▽

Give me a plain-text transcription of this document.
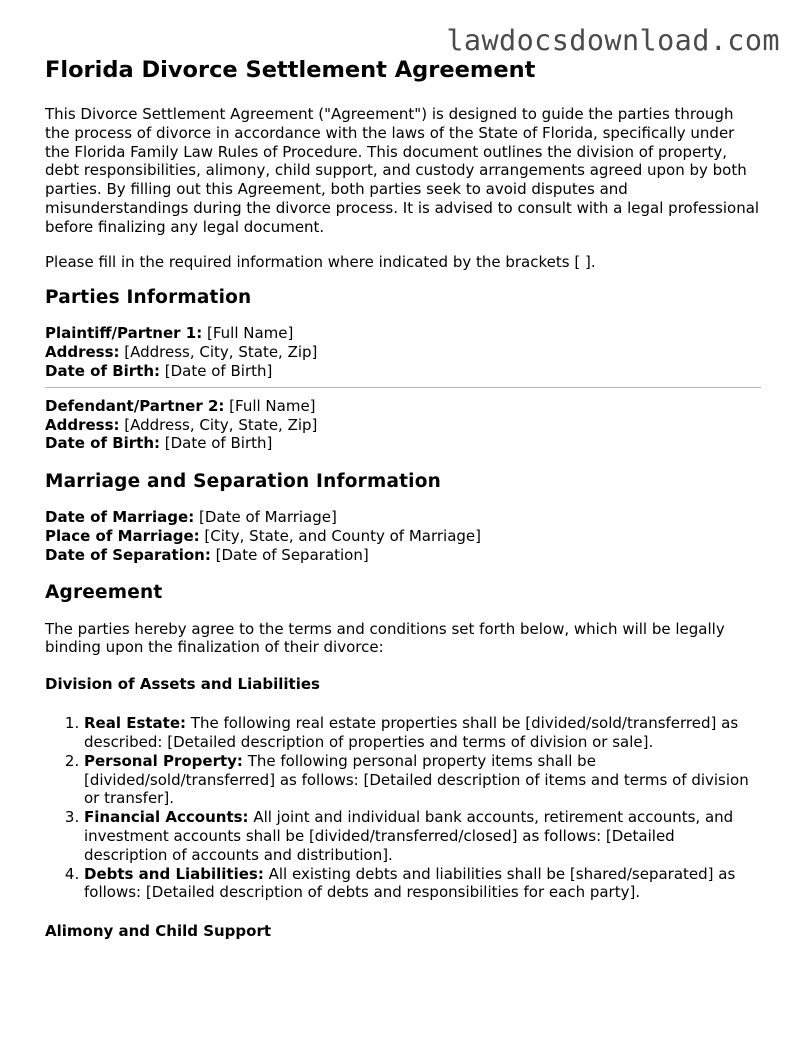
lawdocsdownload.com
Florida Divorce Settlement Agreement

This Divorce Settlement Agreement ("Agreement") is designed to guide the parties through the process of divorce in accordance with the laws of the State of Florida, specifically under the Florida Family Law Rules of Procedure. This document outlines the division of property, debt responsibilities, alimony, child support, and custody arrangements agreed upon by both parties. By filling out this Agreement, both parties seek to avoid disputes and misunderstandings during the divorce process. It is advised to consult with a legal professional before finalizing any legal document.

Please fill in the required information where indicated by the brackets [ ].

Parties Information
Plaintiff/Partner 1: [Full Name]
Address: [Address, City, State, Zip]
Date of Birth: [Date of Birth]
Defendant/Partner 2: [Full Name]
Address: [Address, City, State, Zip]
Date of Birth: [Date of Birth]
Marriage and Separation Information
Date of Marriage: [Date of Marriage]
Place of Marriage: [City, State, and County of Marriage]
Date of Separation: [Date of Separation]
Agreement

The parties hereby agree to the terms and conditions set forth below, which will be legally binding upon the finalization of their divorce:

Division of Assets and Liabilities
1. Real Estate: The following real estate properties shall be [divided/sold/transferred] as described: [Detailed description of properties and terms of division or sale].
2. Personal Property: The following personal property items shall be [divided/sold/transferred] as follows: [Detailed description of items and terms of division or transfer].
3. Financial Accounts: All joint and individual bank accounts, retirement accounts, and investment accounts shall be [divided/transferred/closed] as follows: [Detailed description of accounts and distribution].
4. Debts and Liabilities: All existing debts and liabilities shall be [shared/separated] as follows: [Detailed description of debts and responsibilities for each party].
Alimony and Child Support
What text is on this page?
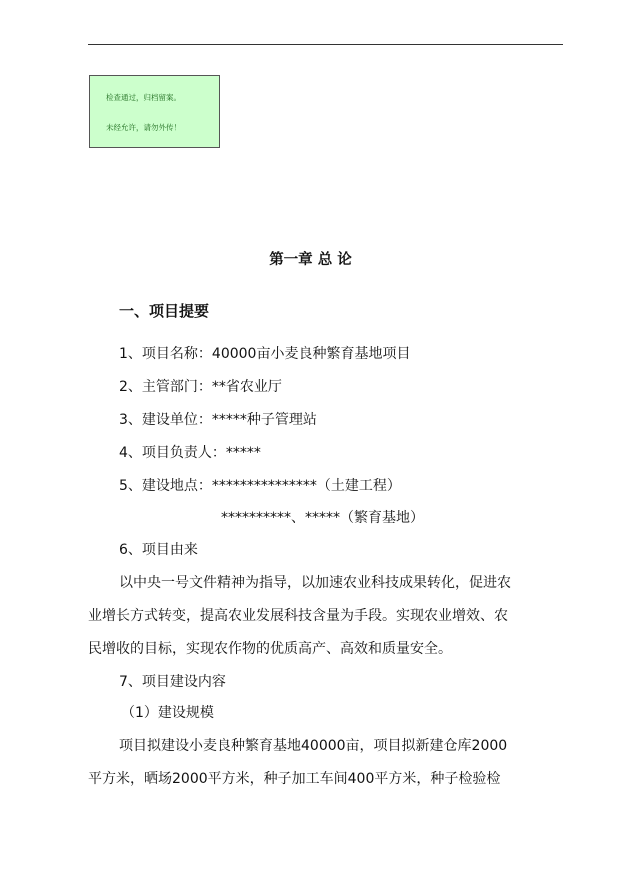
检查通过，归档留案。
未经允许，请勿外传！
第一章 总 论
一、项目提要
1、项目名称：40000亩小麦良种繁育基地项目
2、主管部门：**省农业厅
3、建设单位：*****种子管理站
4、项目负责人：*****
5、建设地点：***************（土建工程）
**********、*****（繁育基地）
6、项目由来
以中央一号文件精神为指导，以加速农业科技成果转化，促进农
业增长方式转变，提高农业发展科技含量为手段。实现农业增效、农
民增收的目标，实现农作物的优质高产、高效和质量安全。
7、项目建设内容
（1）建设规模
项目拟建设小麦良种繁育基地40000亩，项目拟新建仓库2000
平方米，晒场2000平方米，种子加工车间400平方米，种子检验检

△

## PROMPT
Determine the number of lines in the data that contain "follows" as a word or string, and state only that number.

## FINAL ANSWER
3